__The problem__
Pick every line with "netti" from the material below.

[Data entries for graphics]
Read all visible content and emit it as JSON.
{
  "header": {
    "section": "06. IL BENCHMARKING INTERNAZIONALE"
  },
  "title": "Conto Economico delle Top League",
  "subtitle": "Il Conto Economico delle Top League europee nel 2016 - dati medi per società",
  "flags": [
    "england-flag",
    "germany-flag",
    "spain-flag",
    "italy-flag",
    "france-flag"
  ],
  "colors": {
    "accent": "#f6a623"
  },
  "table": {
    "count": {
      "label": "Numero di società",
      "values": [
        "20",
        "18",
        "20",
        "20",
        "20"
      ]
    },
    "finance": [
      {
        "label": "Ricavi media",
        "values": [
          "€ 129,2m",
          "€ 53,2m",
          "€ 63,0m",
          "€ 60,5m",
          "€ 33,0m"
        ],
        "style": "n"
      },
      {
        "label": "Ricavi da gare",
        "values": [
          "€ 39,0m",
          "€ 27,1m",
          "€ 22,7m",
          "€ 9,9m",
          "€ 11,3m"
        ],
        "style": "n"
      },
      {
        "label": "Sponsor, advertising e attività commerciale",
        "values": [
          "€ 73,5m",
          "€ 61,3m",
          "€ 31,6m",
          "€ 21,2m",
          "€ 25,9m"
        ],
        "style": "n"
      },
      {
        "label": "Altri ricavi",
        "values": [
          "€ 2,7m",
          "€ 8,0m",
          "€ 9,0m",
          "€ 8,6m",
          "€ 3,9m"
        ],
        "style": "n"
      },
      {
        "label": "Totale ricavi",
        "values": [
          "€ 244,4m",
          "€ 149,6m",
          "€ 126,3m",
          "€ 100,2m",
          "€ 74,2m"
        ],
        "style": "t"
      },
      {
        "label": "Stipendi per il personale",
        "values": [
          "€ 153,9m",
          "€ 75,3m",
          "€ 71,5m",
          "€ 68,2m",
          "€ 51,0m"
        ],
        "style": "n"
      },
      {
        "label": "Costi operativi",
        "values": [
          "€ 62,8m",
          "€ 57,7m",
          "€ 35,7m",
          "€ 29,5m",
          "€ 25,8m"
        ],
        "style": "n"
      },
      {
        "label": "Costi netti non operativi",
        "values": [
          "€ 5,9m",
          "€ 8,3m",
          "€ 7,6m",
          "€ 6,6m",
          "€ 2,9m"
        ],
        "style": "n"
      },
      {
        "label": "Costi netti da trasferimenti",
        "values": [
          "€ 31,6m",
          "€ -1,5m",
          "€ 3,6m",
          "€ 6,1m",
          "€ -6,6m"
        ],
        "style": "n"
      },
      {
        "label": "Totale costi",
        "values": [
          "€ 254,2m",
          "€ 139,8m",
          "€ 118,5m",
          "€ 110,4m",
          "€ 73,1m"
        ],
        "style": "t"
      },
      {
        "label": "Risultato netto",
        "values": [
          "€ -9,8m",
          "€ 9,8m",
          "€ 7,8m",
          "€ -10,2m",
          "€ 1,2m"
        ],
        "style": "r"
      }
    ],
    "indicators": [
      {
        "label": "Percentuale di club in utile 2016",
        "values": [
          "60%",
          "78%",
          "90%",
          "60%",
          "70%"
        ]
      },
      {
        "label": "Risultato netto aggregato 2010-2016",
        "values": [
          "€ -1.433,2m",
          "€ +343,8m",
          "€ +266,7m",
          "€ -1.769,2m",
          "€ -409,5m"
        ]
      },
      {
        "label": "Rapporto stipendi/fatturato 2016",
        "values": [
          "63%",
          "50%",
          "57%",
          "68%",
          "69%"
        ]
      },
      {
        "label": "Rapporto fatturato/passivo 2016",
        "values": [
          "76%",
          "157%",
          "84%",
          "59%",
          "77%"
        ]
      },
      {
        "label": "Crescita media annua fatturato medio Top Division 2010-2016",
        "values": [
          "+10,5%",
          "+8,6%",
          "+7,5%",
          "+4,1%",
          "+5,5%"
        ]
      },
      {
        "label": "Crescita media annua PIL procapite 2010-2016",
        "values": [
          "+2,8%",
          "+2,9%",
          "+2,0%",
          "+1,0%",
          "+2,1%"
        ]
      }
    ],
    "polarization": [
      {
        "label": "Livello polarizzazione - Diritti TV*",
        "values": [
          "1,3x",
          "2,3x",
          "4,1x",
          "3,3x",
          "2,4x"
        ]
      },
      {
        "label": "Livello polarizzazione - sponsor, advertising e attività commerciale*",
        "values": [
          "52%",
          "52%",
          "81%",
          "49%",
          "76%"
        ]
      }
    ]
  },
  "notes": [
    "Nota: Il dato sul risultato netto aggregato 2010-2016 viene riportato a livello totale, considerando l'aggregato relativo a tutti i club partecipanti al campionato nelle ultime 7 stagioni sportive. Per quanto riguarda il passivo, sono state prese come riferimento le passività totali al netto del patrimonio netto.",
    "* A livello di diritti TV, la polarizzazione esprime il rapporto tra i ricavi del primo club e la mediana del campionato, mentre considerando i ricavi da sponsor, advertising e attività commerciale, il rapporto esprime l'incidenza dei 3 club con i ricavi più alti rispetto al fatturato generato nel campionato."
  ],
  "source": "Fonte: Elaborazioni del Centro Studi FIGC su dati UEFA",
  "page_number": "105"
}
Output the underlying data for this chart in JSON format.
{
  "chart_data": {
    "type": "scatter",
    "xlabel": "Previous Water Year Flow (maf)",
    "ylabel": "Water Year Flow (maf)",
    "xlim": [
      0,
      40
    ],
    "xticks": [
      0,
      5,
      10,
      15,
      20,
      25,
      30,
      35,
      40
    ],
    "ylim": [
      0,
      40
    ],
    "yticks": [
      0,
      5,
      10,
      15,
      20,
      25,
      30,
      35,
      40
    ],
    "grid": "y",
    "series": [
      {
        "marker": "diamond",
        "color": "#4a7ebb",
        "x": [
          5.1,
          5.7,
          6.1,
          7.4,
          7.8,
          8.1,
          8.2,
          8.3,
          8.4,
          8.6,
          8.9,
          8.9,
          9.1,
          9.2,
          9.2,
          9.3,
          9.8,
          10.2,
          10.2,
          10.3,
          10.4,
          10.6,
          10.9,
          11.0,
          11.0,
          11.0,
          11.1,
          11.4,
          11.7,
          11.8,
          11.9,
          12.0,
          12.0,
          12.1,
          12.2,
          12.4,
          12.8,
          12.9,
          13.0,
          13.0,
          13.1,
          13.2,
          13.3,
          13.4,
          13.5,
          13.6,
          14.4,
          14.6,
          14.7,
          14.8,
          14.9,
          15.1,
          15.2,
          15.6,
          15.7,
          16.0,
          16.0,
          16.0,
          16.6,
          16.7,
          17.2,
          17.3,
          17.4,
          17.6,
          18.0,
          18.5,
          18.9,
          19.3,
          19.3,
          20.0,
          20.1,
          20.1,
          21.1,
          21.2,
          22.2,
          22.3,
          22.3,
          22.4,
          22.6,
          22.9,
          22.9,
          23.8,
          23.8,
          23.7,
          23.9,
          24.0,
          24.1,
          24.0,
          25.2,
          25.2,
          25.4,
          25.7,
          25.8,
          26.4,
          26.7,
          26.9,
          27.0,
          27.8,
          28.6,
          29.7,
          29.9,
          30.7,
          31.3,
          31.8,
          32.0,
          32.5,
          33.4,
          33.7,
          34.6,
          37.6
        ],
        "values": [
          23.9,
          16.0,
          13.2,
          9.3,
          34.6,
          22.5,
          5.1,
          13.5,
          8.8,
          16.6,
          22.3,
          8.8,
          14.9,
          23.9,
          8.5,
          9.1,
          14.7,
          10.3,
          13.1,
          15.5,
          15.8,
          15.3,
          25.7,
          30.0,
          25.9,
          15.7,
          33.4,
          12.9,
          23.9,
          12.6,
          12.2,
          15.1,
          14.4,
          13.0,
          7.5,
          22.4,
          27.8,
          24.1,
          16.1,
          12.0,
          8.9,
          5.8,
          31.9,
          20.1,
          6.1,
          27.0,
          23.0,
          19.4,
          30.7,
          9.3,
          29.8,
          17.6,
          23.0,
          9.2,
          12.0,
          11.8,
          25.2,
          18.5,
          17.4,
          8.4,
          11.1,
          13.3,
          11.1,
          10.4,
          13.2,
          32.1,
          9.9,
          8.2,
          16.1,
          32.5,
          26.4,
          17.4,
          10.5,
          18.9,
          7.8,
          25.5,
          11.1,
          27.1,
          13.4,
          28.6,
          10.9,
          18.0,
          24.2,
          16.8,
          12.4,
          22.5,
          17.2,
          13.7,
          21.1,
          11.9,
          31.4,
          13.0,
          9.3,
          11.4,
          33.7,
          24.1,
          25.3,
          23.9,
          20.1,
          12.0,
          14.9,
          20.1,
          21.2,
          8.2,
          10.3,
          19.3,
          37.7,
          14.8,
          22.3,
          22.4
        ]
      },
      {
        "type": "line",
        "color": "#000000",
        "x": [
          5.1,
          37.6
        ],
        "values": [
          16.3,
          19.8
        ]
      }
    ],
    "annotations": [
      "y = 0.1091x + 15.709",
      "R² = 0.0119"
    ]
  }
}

__Task response__
        "label": "Costi netti non operativi",
        "label": "Costi netti da trasferimenti",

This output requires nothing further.